#### [Requirements]
Extract the complete listing and repeat it word for word.
*** Records for this task
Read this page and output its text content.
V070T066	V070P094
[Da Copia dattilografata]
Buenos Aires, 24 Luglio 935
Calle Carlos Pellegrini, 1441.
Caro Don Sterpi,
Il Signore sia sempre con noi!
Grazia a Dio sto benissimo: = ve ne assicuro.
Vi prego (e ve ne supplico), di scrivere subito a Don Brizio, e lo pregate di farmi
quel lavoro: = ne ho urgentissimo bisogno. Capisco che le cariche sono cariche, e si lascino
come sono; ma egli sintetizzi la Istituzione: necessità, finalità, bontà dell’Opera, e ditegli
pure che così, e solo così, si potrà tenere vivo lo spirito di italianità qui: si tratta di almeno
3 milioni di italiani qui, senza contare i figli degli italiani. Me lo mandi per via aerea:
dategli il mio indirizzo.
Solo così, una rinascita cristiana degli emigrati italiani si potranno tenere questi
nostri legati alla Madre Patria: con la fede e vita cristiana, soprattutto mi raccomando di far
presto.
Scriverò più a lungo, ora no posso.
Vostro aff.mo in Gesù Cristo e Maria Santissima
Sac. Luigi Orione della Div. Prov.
******
#### [Reply to the exercise]
Read this page and output its text content.
V070T066	V070P094
[Da Copia dattilografata]
Buenos Aires, 24 Luglio 935
Calle Carlos Pellegrini, 1441.
Caro Don Sterpi,
Il Signore sia sempre con noi!
Grazia a Dio sto benissimo: = ve ne assicuro.
Vi prego (e ve ne supplico), di scrivere subito a Don Brizio, e lo pregate di farmi
quel lavoro: = ne ho urgentissimo bisogno. Capisco che le cariche sono cariche, e si lascino
come sono; ma egli sintetizzi la Istituzione: necessità, finalità, bontà dell’Opera, e ditegli
pure che così, e solo così, si potrà tenere vivo lo spirito di italianità qui: si tratta di almeno
3 milioni di italiani qui, senza contare i figli degli italiani. Me lo mandi per via aerea:
dategli il mio indirizzo.
Solo così, una rinascita cristiana degli emigrati italiani si potranno tenere questi
nostri legati alla Madre Patria: con la fede e vita cristiana, soprattutto mi raccomando di far
presto.
Scriverò più a lungo, ora no posso.
Vostro aff.mo in Gesù Cristo e Maria Santissima
Sac. Luigi Orione della Div. Prov.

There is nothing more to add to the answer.